=== Given passage ===

Radius of gyration is given by, $K=\sqrt{\frac{I}{m}}$
We know moment of inertia for the ring $I_{\text {disc }}=\frac{1}{2} m R^2$ and the disc $I_{\text {ring }}=m R^2$ about its central axis perpendicular to its plane.
Using parallel axis theorem, the moment of inertia about a tangential axis perpendicular to the plane can be easily obtained using,
$I^{\prime}=I+m R^2$
The radius of gyration is defined as:
$\begin{aligned}
& K=\sqrt{\frac{I}{m}} \\
& \therefore K_{\text {disc }}=\sqrt{\frac{\frac{1}{2} m R^2+m R^2}{m}}=\sqrt{\frac{3}{2}} R \\
& \therefore K_{\text {ring }}=\sqrt{\frac{m R^2+m R^2}{m}}=\sqrt{2} R
\end{aligned}$
Thus, the ratio of the radius of gyration of a ring to that of a disc of same radius and mass, about a tangential axis perpendicular to the plane is:
$\frac{K_{\text {disc }}}{K_{\text {ring }}}=\frac{\sqrt{3 / 2}}{\sqrt{2}}=\frac{\sqrt{3}}{2}$

=== Dataset entries ===

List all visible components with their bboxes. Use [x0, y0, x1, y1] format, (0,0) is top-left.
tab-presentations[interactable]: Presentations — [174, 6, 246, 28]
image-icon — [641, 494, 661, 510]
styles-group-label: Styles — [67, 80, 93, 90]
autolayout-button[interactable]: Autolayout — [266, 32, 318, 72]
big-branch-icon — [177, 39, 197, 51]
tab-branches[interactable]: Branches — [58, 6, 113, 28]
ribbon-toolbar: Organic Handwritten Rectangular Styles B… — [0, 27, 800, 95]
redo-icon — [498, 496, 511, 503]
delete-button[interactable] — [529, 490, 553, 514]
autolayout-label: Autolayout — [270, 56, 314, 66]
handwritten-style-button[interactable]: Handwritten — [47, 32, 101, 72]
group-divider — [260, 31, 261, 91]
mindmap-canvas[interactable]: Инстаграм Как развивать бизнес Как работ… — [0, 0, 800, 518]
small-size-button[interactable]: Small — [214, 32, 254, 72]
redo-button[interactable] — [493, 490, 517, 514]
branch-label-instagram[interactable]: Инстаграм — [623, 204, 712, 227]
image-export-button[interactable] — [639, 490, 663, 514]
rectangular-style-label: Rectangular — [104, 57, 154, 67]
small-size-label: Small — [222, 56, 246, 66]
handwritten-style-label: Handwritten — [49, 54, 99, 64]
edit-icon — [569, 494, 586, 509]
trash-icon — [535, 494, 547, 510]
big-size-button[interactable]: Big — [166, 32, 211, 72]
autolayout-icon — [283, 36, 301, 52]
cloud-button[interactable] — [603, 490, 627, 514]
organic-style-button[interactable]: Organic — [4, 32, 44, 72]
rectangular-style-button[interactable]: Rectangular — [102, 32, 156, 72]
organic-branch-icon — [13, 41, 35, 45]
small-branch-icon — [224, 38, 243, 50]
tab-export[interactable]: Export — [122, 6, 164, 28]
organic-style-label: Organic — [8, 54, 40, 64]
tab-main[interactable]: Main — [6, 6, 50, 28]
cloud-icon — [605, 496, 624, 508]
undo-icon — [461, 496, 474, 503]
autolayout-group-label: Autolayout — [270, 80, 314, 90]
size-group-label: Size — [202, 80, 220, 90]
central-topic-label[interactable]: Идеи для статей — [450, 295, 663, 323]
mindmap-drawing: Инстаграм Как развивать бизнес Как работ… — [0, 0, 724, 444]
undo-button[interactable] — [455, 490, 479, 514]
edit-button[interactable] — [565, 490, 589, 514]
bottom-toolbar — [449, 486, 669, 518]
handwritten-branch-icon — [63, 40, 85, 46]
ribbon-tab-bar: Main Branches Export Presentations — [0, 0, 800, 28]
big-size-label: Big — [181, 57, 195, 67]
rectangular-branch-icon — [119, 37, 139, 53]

===
=== Dataset entries ===

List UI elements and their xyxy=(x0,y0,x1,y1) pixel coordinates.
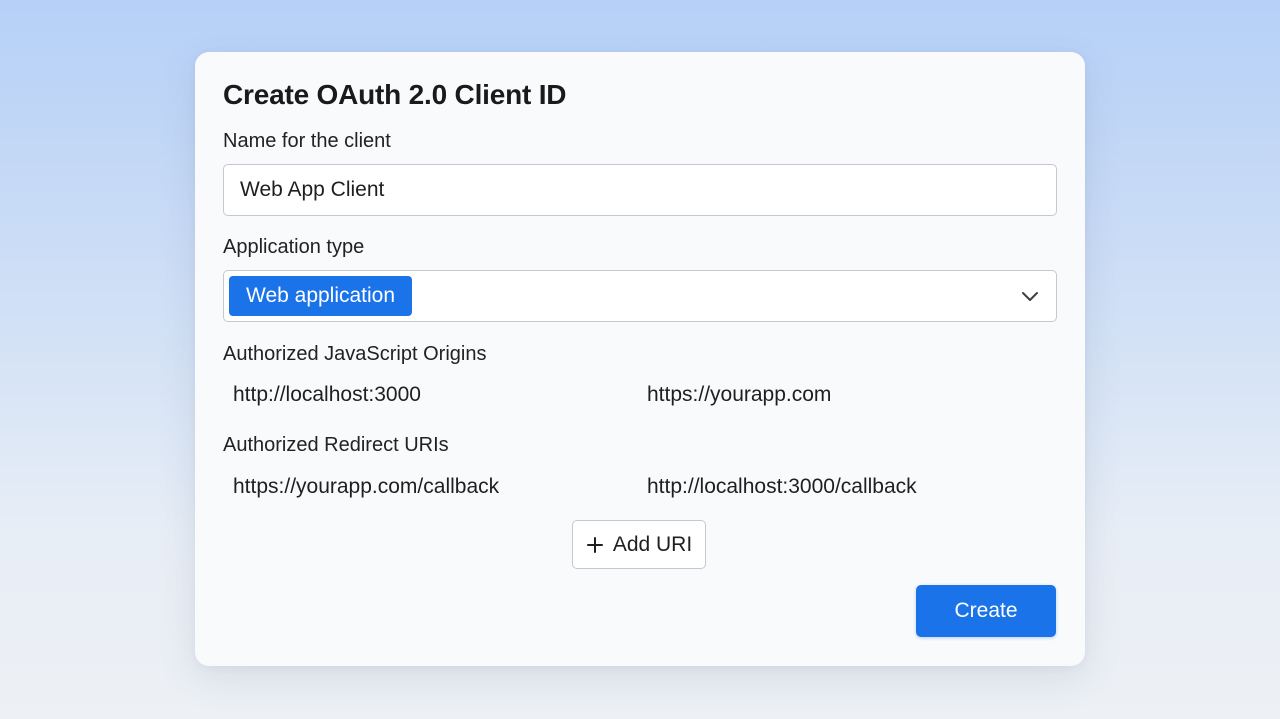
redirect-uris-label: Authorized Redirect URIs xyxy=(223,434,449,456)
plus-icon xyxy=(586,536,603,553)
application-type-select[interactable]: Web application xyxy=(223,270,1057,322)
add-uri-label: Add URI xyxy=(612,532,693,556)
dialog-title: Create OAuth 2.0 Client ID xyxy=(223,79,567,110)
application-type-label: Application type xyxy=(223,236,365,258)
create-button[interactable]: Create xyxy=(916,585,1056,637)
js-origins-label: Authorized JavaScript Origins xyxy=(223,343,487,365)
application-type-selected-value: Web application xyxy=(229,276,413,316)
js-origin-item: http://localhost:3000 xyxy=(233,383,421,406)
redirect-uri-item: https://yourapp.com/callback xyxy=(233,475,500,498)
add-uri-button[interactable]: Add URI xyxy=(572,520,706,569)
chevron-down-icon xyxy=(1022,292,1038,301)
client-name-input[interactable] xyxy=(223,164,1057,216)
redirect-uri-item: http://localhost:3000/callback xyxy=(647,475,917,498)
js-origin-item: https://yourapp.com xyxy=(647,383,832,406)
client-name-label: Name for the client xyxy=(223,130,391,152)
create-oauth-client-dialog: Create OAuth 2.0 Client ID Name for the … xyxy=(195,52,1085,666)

===

Tasks to complete.
a. Please rewrite the radius of gyration solution, everything from "Radius of gyration is given" down to "to its plane.", changing "moment of inertia" to "rotational inertia".
b. In the radius of gyration solution, which theorem gives the moment of inertia about a tangential axis perpendicular to the plane?

Answers.
a.
Radius of gyration is given by, $K=\sqrt{\frac{I}{m}}$
We know rotational inertia for the ring $I_{\text {disc }}=\frac{1}{2} m R^2$ and the disc $I_{\text {ring }}=m R^2$ about its central axis perpendicular to its plane.

b. The parallel axis theorem.